-- begin Records shown --

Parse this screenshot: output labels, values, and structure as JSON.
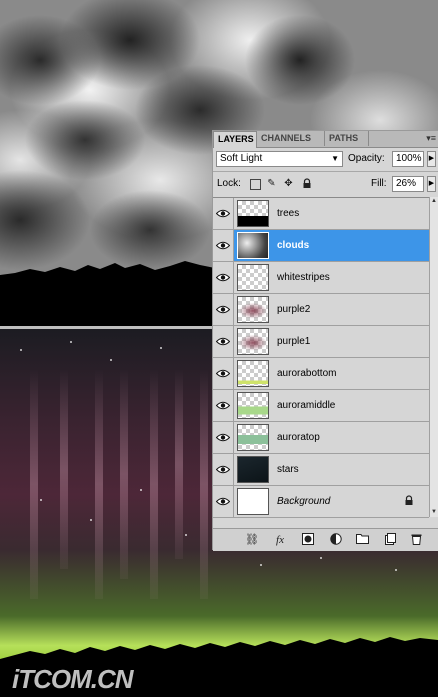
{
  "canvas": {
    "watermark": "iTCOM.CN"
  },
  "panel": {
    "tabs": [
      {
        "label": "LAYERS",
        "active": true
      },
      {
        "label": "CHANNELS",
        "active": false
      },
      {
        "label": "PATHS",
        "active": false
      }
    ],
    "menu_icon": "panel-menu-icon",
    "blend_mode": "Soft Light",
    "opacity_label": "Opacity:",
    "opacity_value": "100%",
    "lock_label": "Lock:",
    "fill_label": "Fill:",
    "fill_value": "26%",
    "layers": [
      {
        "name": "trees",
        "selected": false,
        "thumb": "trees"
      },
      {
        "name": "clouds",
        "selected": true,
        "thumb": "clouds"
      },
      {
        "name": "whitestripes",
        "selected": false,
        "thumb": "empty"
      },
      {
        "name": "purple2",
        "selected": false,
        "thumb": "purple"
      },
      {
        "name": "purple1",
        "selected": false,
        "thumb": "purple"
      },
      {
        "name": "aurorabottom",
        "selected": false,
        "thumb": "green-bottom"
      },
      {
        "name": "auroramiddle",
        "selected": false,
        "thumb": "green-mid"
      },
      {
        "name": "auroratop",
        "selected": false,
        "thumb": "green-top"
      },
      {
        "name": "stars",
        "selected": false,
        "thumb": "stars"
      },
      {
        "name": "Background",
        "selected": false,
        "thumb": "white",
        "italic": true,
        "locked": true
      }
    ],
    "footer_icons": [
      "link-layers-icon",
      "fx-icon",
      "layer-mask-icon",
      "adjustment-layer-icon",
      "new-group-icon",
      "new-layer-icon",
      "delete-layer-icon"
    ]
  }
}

-- end Records shown --
-- begin Records shown --

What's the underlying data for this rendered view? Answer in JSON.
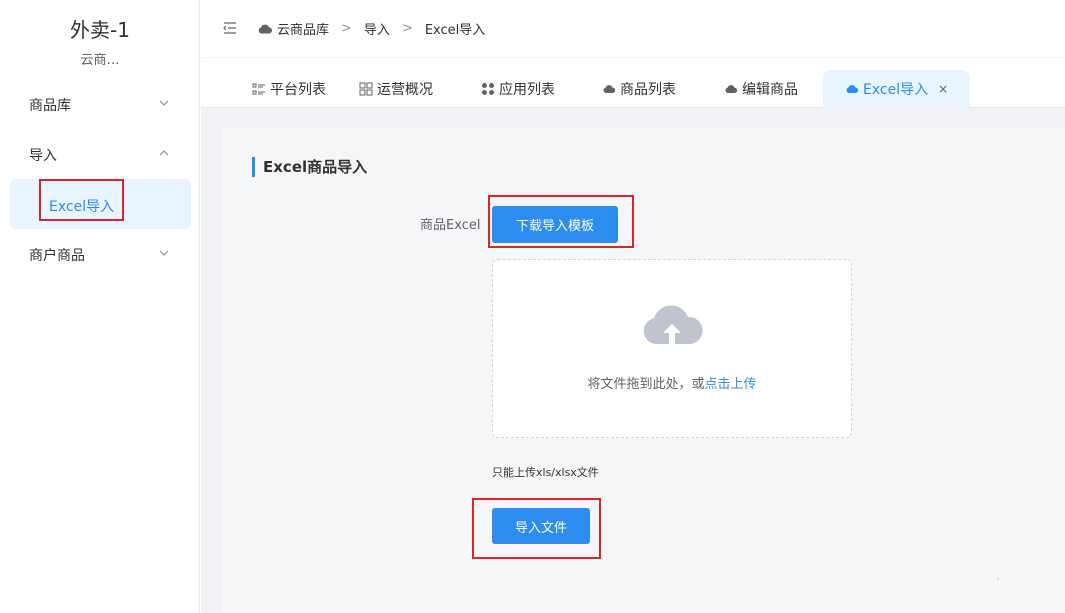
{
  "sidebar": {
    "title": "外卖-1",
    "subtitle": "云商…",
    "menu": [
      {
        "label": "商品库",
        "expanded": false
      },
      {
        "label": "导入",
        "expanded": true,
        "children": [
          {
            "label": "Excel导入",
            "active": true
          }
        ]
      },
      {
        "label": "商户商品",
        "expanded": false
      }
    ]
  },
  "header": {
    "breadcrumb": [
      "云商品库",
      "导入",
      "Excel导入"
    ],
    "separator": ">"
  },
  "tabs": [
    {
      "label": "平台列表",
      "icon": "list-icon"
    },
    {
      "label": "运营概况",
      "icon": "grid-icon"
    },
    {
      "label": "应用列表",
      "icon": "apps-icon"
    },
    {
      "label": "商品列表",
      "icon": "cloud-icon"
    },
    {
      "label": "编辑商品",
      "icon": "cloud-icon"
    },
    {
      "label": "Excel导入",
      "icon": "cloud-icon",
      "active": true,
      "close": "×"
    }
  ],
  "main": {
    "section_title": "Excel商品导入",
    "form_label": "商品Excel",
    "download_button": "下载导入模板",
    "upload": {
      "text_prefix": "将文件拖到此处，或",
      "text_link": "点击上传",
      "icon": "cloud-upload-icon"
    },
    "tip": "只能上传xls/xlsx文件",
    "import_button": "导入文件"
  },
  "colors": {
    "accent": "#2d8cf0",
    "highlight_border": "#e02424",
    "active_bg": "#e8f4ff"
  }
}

-- end Records shown --
-- begin Records shown --

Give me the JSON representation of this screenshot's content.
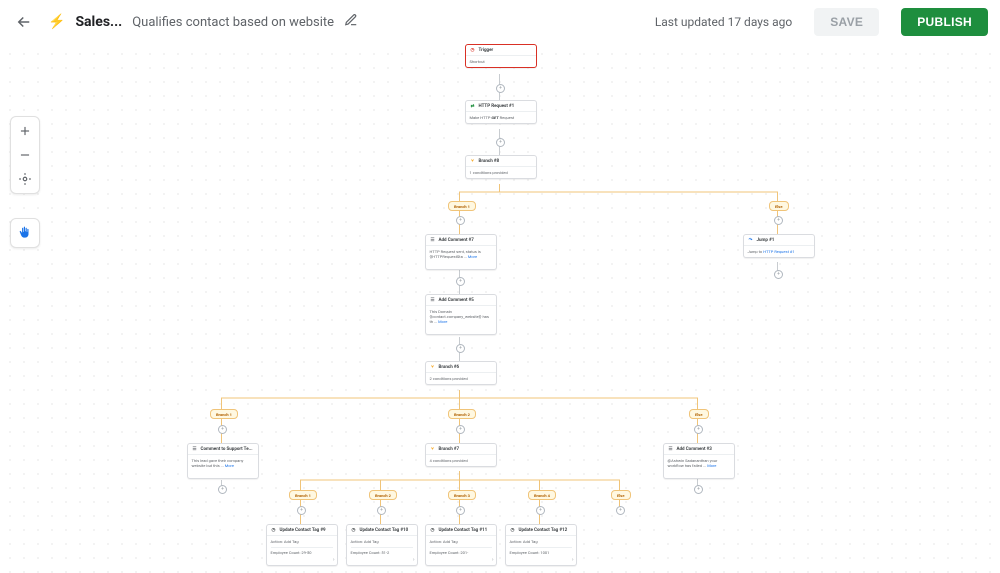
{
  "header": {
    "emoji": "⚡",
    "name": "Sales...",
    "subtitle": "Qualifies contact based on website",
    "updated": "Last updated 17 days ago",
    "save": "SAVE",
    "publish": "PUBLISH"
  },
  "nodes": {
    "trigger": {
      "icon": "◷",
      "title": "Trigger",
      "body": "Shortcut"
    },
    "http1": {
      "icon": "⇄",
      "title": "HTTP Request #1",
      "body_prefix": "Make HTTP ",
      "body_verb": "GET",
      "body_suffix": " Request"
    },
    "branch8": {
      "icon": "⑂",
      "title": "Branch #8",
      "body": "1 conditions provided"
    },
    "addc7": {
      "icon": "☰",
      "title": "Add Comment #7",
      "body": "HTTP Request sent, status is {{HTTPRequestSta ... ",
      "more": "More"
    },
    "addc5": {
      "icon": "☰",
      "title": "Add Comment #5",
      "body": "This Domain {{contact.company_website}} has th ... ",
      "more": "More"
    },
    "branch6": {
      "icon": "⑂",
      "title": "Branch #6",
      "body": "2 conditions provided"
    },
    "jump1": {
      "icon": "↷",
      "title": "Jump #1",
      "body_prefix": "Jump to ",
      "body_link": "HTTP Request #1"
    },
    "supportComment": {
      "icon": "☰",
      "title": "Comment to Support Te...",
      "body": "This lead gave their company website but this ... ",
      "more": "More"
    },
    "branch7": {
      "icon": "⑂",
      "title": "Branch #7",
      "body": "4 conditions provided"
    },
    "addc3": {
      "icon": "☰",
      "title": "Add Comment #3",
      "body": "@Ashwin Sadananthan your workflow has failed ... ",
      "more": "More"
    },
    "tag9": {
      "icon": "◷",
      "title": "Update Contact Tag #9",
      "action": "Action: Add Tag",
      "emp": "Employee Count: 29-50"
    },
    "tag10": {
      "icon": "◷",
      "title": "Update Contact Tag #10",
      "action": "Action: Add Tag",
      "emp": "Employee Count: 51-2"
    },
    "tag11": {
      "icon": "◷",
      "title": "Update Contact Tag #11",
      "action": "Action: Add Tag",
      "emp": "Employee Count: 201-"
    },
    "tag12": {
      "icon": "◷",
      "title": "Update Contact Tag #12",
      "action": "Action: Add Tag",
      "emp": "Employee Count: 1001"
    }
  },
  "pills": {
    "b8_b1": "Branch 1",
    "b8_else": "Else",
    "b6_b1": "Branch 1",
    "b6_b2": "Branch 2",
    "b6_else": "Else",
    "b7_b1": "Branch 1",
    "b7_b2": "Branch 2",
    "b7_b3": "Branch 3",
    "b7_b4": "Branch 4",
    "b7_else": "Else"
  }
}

-- end Records shown --

__Task statement__
Using the records above, find and show each line with the string "provided".

__Solution to this task__
      "body": "1 conditions provided"
      "body": "2 conditions provided"
      "body": "4 conditions provided"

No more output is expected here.